Task requirements:
From the entries below, copy every line that holds the word "LSTM".

Data lines:

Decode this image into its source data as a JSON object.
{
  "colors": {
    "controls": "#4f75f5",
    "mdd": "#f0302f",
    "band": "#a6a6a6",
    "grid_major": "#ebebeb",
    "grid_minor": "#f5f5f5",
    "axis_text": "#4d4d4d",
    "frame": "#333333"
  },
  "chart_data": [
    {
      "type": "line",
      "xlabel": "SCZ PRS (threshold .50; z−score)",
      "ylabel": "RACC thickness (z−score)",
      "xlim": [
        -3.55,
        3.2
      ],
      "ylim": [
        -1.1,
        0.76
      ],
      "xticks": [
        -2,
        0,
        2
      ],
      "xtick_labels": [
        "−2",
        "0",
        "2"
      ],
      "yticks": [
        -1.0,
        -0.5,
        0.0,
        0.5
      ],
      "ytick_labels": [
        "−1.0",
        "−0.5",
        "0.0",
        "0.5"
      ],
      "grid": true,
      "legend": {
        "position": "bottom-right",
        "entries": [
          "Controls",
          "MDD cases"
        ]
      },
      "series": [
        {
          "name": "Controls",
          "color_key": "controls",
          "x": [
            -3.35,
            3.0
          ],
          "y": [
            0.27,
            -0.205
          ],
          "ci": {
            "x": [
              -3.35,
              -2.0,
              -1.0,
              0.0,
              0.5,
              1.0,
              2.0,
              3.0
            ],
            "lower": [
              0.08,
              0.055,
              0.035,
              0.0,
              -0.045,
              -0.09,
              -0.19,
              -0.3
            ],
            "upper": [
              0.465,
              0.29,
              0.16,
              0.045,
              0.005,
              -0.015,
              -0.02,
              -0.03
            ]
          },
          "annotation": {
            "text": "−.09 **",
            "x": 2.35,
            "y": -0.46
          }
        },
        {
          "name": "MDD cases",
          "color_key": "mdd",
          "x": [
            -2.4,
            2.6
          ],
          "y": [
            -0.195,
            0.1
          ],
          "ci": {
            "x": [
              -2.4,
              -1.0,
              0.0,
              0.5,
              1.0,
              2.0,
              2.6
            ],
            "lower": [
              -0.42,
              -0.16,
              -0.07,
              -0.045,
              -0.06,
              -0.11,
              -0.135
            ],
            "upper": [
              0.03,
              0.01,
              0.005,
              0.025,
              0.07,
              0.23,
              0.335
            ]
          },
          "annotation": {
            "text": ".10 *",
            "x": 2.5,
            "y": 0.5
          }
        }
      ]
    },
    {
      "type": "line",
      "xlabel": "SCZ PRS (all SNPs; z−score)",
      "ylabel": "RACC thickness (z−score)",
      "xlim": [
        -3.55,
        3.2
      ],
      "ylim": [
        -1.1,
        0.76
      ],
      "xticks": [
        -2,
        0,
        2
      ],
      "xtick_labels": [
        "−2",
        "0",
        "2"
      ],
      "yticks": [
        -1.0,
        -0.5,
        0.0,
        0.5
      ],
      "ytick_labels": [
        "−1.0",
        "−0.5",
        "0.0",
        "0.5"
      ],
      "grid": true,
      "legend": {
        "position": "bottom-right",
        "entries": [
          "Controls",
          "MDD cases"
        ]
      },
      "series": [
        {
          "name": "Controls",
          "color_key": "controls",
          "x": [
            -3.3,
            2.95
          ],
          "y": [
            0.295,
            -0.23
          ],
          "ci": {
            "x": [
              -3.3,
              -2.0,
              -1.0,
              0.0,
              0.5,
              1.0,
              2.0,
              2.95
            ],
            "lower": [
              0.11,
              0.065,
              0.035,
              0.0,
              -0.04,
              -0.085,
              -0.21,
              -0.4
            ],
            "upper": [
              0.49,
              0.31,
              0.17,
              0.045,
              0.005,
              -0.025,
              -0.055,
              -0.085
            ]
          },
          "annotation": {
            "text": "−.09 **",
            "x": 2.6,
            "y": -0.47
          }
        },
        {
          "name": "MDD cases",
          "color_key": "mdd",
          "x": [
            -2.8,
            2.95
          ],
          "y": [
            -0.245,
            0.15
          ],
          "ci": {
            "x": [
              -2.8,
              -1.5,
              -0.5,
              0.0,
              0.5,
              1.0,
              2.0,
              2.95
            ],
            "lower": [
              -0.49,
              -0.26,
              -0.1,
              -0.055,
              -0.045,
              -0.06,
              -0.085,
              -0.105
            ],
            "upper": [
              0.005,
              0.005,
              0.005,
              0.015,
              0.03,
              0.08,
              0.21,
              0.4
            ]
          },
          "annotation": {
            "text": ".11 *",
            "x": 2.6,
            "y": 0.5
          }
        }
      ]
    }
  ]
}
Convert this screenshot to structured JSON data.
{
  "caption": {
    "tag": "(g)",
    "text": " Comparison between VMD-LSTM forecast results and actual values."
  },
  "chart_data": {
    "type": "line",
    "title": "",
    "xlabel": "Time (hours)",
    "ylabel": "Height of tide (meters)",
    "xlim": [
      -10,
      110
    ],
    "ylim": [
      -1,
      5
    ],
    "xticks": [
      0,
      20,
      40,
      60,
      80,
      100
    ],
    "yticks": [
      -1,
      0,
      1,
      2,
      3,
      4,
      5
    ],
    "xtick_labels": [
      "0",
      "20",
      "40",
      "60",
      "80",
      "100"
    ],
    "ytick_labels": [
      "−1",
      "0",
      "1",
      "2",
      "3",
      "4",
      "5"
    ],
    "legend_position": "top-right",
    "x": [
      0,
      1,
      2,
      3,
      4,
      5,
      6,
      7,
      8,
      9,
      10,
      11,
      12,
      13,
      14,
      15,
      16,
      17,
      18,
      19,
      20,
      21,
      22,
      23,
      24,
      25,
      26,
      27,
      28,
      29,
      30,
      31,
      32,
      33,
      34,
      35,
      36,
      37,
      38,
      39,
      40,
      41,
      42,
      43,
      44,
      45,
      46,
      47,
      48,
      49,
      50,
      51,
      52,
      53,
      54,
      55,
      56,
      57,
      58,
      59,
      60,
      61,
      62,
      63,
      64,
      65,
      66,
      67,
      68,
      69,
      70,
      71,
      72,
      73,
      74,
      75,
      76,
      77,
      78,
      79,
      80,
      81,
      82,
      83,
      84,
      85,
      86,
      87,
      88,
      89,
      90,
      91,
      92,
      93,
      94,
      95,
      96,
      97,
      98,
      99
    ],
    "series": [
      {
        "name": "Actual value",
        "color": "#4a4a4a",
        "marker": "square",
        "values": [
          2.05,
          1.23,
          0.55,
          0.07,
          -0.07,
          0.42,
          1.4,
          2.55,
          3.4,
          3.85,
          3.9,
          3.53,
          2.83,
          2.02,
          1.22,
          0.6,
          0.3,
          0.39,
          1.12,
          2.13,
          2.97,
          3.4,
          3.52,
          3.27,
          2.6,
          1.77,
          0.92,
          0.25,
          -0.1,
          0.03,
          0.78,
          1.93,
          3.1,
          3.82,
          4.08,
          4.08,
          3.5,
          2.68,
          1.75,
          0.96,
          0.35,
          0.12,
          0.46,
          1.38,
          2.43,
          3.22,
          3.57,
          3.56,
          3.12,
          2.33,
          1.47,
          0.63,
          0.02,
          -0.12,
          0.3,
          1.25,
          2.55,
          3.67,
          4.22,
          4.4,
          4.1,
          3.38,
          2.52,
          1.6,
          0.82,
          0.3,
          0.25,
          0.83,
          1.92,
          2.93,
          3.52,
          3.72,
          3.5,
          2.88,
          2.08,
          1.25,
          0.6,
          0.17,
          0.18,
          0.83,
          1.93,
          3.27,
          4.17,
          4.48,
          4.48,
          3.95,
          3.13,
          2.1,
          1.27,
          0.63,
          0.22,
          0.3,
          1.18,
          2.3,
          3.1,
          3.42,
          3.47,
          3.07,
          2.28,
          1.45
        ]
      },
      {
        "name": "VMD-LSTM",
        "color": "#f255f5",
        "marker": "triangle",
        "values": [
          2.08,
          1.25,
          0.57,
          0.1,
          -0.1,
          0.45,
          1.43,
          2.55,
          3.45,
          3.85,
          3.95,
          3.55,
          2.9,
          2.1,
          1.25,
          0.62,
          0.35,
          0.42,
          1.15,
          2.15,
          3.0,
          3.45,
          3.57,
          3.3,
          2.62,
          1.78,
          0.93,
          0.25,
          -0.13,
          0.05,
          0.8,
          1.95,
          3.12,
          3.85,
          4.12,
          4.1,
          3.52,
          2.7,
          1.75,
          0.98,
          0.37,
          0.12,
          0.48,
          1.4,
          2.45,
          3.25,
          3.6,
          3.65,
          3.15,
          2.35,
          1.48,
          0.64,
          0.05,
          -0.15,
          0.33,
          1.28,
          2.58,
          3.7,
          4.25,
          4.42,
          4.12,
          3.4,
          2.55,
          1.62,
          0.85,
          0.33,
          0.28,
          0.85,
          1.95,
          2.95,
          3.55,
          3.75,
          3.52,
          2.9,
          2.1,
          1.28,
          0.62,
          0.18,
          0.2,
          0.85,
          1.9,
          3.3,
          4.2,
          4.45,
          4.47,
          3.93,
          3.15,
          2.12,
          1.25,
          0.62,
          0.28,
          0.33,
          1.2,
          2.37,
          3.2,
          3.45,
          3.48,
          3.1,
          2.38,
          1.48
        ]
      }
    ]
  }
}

Exercise answer:
    "text": " Comparison between VMD-LSTM forecast results and actual values."
        "name": "VMD-LSTM",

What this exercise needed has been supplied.